WHAT YOU SHOULD DO:
Say only how many lines contain the word "administration".
• • • •
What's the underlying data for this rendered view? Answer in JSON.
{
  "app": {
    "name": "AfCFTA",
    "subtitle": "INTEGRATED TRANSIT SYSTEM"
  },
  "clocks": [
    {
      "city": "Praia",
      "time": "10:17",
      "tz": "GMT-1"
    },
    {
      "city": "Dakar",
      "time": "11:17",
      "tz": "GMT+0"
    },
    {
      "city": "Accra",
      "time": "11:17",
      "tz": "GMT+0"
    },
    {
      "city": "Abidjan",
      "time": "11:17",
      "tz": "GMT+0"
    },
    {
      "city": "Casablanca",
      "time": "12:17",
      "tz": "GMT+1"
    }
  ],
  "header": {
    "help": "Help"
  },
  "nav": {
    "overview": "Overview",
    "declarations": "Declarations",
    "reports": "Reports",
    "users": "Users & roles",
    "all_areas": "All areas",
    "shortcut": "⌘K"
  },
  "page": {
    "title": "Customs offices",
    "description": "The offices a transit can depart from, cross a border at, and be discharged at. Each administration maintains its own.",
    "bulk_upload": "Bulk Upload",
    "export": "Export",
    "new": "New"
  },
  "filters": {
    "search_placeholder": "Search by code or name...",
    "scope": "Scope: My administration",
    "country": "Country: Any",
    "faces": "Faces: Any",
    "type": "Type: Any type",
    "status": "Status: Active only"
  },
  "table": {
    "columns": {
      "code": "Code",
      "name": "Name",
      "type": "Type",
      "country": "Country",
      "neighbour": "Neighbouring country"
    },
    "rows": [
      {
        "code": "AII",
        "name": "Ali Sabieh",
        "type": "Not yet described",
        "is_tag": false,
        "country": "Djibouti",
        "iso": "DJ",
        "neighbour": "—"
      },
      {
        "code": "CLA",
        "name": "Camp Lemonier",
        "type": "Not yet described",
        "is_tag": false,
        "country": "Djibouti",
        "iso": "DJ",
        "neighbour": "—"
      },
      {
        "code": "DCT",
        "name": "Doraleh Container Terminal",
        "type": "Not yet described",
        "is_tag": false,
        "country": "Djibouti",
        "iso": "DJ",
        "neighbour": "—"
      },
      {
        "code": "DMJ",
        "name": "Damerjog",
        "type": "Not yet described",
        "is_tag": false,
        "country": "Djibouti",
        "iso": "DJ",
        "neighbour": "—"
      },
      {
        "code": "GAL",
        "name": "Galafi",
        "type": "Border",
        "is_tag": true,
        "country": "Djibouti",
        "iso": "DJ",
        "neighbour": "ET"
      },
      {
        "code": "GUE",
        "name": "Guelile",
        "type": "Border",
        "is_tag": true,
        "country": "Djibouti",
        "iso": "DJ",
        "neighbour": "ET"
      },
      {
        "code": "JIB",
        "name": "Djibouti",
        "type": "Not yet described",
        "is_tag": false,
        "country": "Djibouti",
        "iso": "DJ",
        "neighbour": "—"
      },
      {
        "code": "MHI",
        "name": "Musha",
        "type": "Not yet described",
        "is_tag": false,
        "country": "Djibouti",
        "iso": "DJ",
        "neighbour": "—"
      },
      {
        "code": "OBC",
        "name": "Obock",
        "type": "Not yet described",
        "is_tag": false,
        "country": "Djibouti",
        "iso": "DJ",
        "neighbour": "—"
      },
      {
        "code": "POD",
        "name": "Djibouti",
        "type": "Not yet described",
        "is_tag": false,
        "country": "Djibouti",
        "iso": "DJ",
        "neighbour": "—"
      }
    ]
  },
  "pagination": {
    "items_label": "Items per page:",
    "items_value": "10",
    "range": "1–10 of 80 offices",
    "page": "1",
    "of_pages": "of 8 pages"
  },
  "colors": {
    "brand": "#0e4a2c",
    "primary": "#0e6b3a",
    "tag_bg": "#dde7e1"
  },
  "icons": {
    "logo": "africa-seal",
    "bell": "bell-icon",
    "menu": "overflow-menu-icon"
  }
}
• • • •
RESULT OF THE EXERCISE:
2